- [Written instruction] Write out the material exactly, leaving every picture behind.

Dataset items:
__________________________________________________
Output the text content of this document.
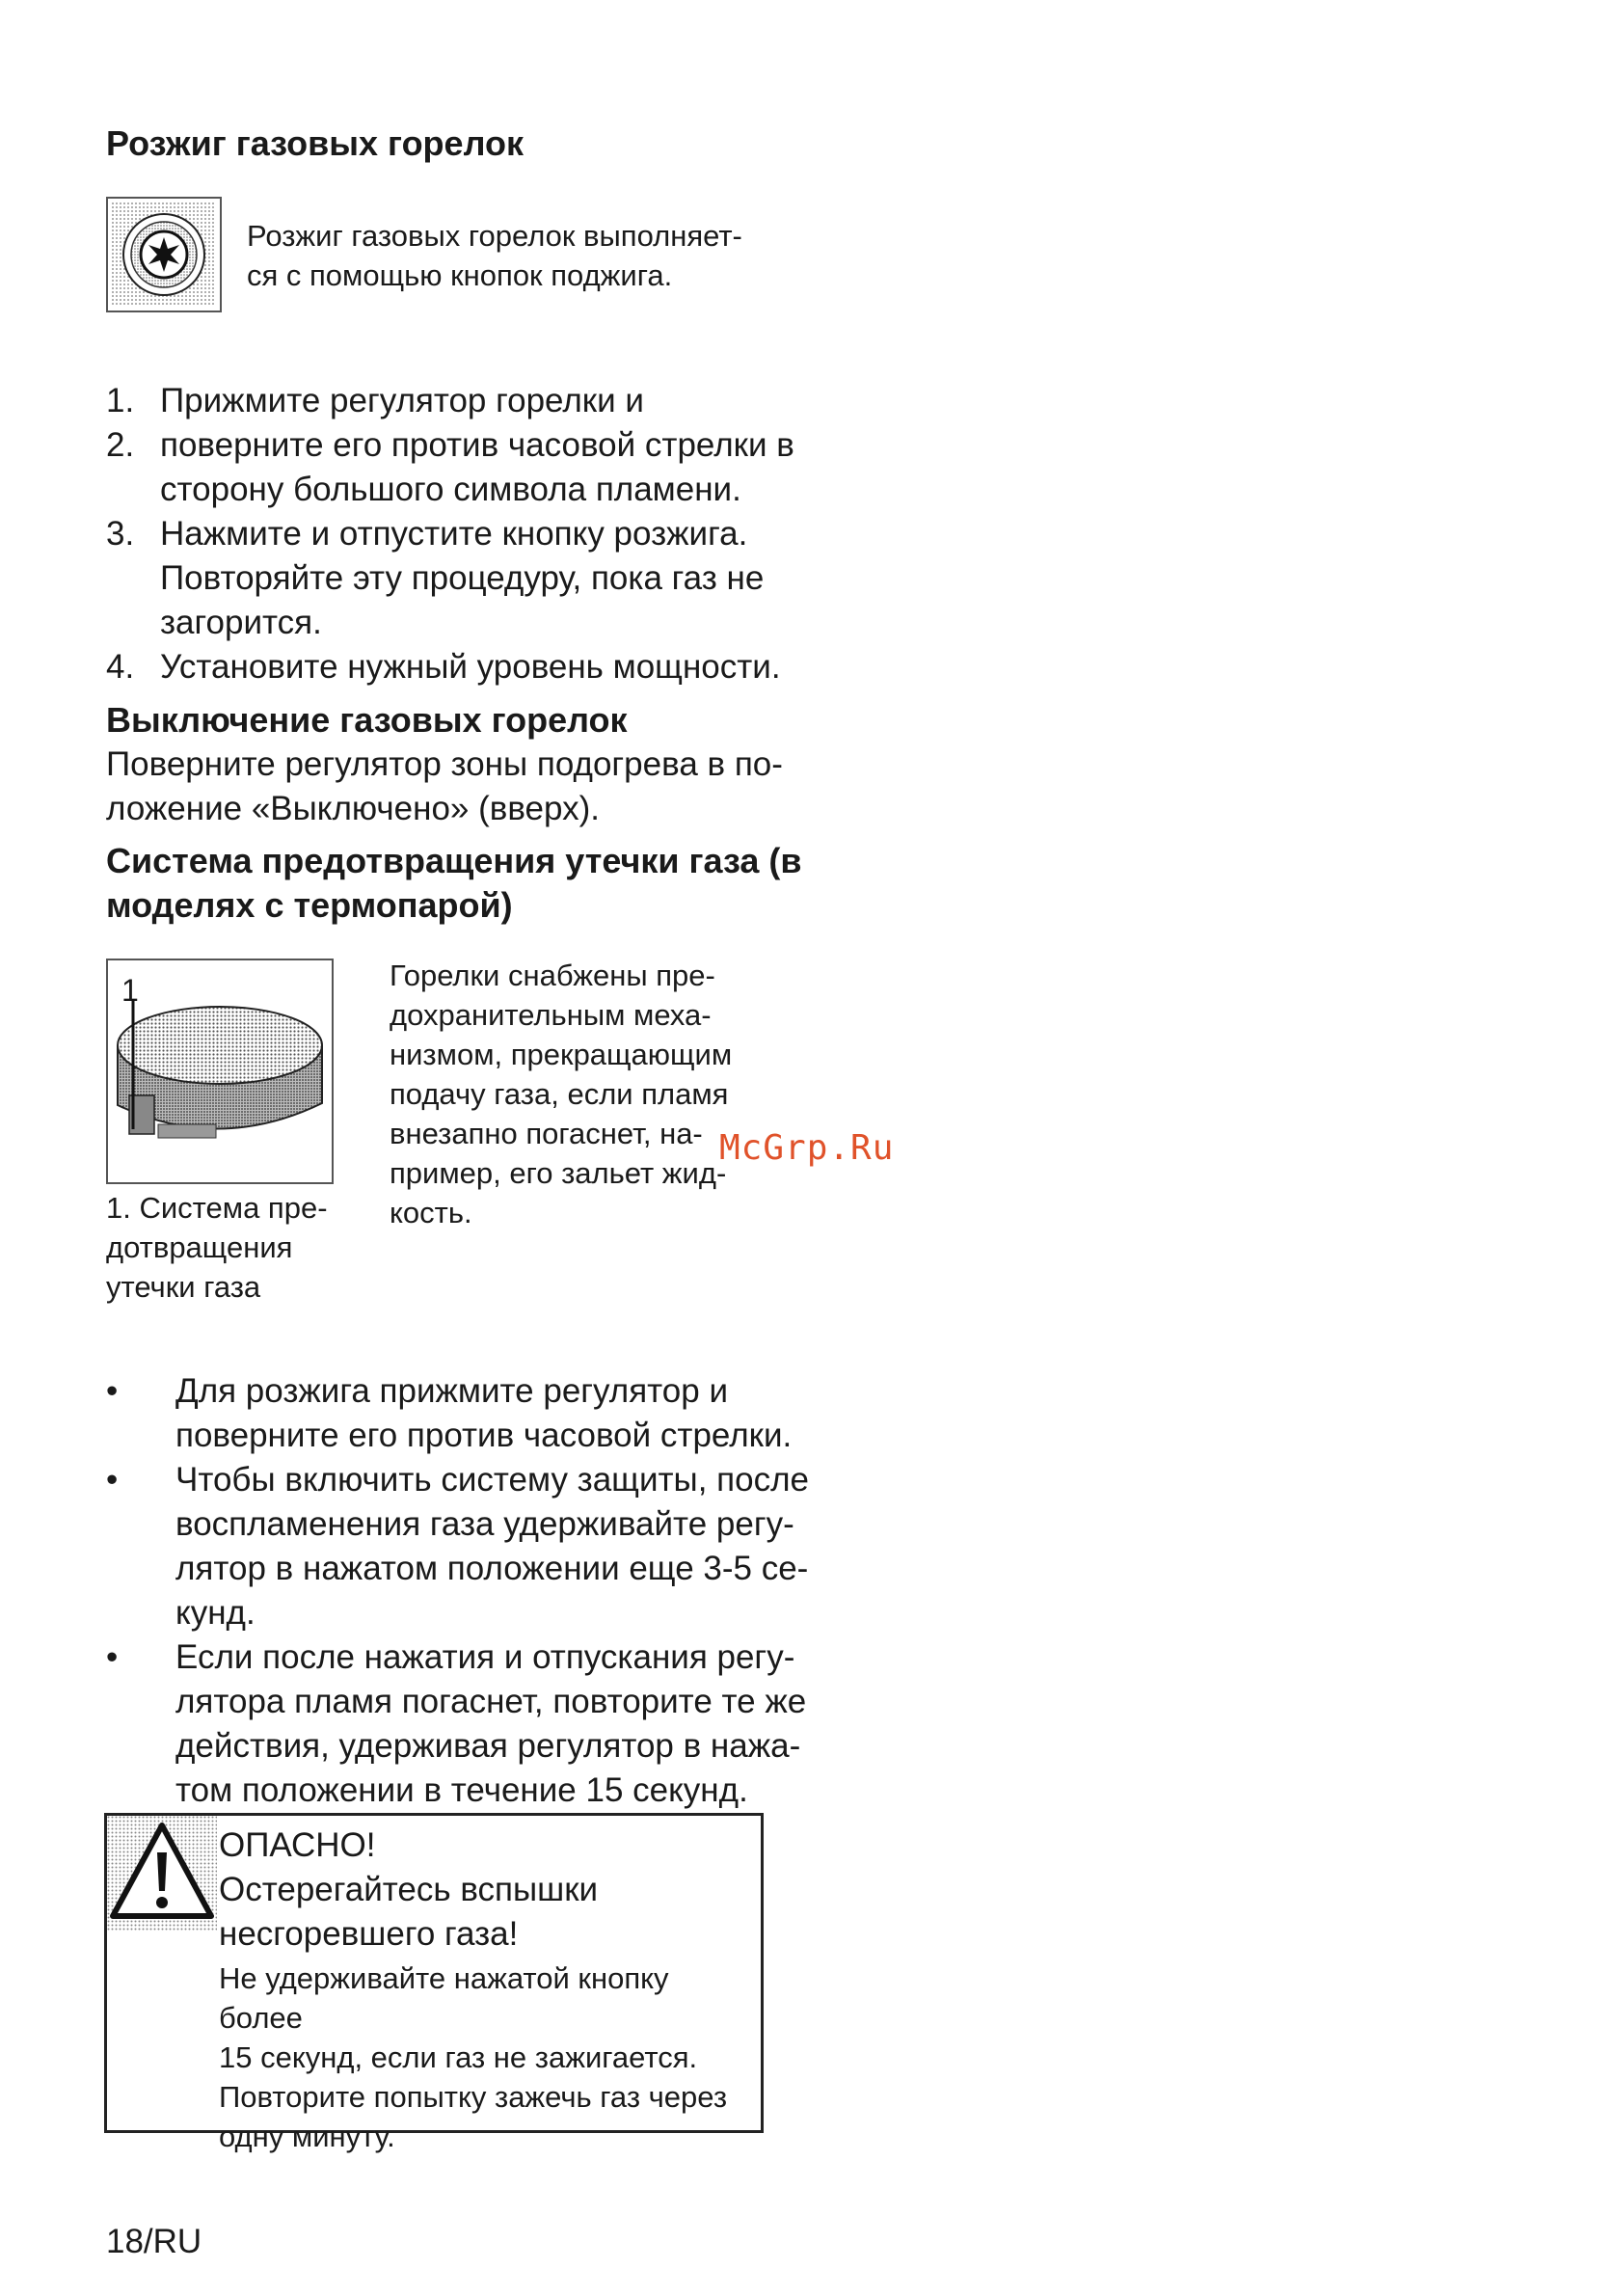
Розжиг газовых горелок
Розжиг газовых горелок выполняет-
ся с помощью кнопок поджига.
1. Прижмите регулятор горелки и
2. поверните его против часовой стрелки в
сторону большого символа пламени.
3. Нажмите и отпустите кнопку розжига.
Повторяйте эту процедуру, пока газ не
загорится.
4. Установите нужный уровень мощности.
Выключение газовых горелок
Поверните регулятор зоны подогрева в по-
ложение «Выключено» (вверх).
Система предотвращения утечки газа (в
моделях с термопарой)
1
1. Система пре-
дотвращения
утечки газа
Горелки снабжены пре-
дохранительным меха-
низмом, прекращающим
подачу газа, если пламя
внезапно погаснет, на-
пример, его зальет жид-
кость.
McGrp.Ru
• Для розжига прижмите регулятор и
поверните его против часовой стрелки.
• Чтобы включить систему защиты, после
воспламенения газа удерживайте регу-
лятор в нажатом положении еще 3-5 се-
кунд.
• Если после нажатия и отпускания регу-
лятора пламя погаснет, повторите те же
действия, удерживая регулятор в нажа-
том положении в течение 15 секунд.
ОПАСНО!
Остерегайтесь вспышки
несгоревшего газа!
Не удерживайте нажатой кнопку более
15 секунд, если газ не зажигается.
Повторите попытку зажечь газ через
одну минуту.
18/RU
__________________________________________________
- [Response to the task]
Output the text content of this document.
Розжиг газовых горелок
Розжиг газовых горелок выполняет-
ся с помощью кнопок поджига.
1. Прижмите регулятор горелки и
2. поверните его против часовой стрелки в
сторону большого символа пламени.
3. Нажмите и отпустите кнопку розжига.
Повторяйте эту процедуру, пока газ не
загорится.
4. Установите нужный уровень мощности.
Выключение газовых горелок
Поверните регулятор зоны подогрева в по-
ложение «Выключено» (вверх).
Система предотвращения утечки газа (в
моделях с термопарой)
1
1. Система пре-
дотвращения
утечки газа
Горелки снабжены пре-
дохранительным меха-
низмом, прекращающим
подачу газа, если пламя
внезапно погаснет, на-
пример, его зальет жид-
кость.
McGrp.Ru
• Для розжига прижмите регулятор и
поверните его против часовой стрелки.
• Чтобы включить систему защиты, после
воспламенения газа удерживайте регу-
лятор в нажатом положении еще 3-5 се-
кунд.
• Если после нажатия и отпускания регу-
лятора пламя погаснет, повторите те же
действия, удерживая регулятор в нажа-
том положении в течение 15 секунд.
ОПАСНО!
Остерегайтесь вспышки
несгоревшего газа!
Не удерживайте нажатой кнопку более
15 секунд, если газ не зажигается.
Повторите попытку зажечь газ через
одну минуту.
18/RU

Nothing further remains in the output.